• What needs to be done
Without omitting anything, return the records precisely as given.

--

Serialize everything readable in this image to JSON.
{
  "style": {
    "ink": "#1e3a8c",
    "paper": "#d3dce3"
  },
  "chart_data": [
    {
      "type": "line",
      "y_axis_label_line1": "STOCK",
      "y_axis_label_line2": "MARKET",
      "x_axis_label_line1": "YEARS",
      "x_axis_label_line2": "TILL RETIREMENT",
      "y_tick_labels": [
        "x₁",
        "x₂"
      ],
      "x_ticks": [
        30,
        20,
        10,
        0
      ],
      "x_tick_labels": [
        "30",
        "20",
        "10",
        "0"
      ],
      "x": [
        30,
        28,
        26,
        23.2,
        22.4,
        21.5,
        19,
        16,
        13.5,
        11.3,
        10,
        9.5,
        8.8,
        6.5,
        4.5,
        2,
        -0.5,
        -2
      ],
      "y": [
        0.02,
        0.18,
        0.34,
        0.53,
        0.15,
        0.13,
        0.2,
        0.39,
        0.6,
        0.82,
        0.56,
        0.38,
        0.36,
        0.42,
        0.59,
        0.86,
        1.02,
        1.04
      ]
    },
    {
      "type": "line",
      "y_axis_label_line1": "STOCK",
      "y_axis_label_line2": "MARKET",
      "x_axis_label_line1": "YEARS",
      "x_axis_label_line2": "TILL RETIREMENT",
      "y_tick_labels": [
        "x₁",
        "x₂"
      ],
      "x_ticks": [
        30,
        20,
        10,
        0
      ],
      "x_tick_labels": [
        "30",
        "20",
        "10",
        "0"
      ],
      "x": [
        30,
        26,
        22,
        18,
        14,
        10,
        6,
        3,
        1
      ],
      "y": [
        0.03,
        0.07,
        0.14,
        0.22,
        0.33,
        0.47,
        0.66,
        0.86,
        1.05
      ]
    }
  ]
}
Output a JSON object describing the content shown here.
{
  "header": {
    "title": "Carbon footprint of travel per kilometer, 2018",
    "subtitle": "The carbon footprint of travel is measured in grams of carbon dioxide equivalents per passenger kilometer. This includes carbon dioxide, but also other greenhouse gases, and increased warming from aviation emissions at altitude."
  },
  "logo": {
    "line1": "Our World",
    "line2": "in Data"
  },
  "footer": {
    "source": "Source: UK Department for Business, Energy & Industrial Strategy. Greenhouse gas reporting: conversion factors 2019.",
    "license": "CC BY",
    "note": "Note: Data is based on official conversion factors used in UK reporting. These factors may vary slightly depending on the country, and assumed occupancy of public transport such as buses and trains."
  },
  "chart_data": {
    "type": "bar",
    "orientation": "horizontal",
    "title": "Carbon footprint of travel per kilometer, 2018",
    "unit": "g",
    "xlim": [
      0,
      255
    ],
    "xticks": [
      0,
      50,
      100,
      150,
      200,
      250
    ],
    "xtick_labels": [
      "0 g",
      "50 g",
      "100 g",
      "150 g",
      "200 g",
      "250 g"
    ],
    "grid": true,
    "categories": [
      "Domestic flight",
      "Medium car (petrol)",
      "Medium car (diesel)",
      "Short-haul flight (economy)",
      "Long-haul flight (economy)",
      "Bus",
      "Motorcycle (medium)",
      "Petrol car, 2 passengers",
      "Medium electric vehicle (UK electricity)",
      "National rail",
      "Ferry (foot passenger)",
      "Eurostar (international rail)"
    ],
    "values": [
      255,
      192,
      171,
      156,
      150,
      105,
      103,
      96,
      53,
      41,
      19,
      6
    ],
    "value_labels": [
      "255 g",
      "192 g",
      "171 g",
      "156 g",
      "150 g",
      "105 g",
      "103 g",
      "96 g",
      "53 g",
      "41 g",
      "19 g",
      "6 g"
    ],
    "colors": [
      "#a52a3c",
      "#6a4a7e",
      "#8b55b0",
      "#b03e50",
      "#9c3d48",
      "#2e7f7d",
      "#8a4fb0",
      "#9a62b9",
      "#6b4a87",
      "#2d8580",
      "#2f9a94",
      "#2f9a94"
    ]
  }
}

--

• Exercise solution
Serialize everything readable in this image to JSON.
{
  "style": {
    "ink": "#1e3a8c",
    "paper": "#d3dce3"
  },
  "chart_data": [
    {
      "type": "line",
      "y_axis_label_line1": "STOCK",
      "y_axis_label_line2": "MARKET",
      "x_axis_label_line1": "YEARS",
      "x_axis_label_line2": "TILL RETIREMENT",
      "y_tick_labels": [
        "x₁",
        "x₂"
      ],
      "x_ticks": [
        30,
        20,
        10,
        0
      ],
      "x_tick_labels": [
        "30",
        "20",
        "10",
        "0"
      ],
      "x": [
        30,
        28,
        26,
        23.2,
        22.4,
        21.5,
        19,
        16,
        13.5,
        11.3,
        10,
        9.5,
        8.8,
        6.5,
        4.5,
        2,
        -0.5,
        -2
      ],
      "y": [
        0.02,
        0.18,
        0.34,
        0.53,
        0.15,
        0.13,
        0.2,
        0.39,
        0.6,
        0.82,
        0.56,
        0.38,
        0.36,
        0.42,
        0.59,
        0.86,
        1.02,
        1.04
      ]
    },
    {
      "type": "line",
      "y_axis_label_line1": "STOCK",
      "y_axis_label_line2": "MARKET",
      "x_axis_label_line1": "YEARS",
      "x_axis_label_line2": "TILL RETIREMENT",
      "y_tick_labels": [
        "x₁",
        "x₂"
      ],
      "x_ticks": [
        30,
        20,
        10,
        0
      ],
      "x_tick_labels": [
        "30",
        "20",
        "10",
        "0"
      ],
      "x": [
        30,
        26,
        22,
        18,
        14,
        10,
        6,
        3,
        1
      ],
      "y": [
        0.03,
        0.07,
        0.14,
        0.22,
        0.33,
        0.47,
        0.66,
        0.86,
        1.05
      ]
    }
  ]
}
Output a JSON object describing the content shown here.
{
  "header": {
    "title": "Carbon footprint of travel per kilometer, 2018",
    "subtitle": "The carbon footprint of travel is measured in grams of carbon dioxide equivalents per passenger kilometer. This includes carbon dioxide, but also other greenhouse gases, and increased warming from aviation emissions at altitude."
  },
  "logo": {
    "line1": "Our World",
    "line2": "in Data"
  },
  "footer": {
    "source": "Source: UK Department for Business, Energy & Industrial Strategy. Greenhouse gas reporting: conversion factors 2019.",
    "license": "CC BY",
    "note": "Note: Data is based on official conversion factors used in UK reporting. These factors may vary slightly depending on the country, and assumed occupancy of public transport such as buses and trains."
  },
  "chart_data": {
    "type": "bar",
    "orientation": "horizontal",
    "title": "Carbon footprint of travel per kilometer, 2018",
    "unit": "g",
    "xlim": [
      0,
      255
    ],
    "xticks": [
      0,
      50,
      100,
      150,
      200,
      250
    ],
    "xtick_labels": [
      "0 g",
      "50 g",
      "100 g",
      "150 g",
      "200 g",
      "250 g"
    ],
    "grid": true,
    "categories": [
      "Domestic flight",
      "Medium car (petrol)",
      "Medium car (diesel)",
      "Short-haul flight (economy)",
      "Long-haul flight (economy)",
      "Bus",
      "Motorcycle (medium)",
      "Petrol car, 2 passengers",
      "Medium electric vehicle (UK electricity)",
      "National rail",
      "Ferry (foot passenger)",
      "Eurostar (international rail)"
    ],
    "values": [
      255,
      192,
      171,
      156,
      150,
      105,
      103,
      96,
      53,
      41,
      19,
      6
    ],
    "value_labels": [
      "255 g",
      "192 g",
      "171 g",
      "156 g",
      "150 g",
      "105 g",
      "103 g",
      "96 g",
      "53 g",
      "41 g",
      "19 g",
      "6 g"
    ],
    "colors": [
      "#a52a3c",
      "#6a4a7e",
      "#8b55b0",
      "#b03e50",
      "#9c3d48",
      "#2e7f7d",
      "#8a4fb0",
      "#9a62b9",
      "#6b4a87",
      "#2d8580",
      "#2f9a94",
      "#2f9a94"
    ]
  }
}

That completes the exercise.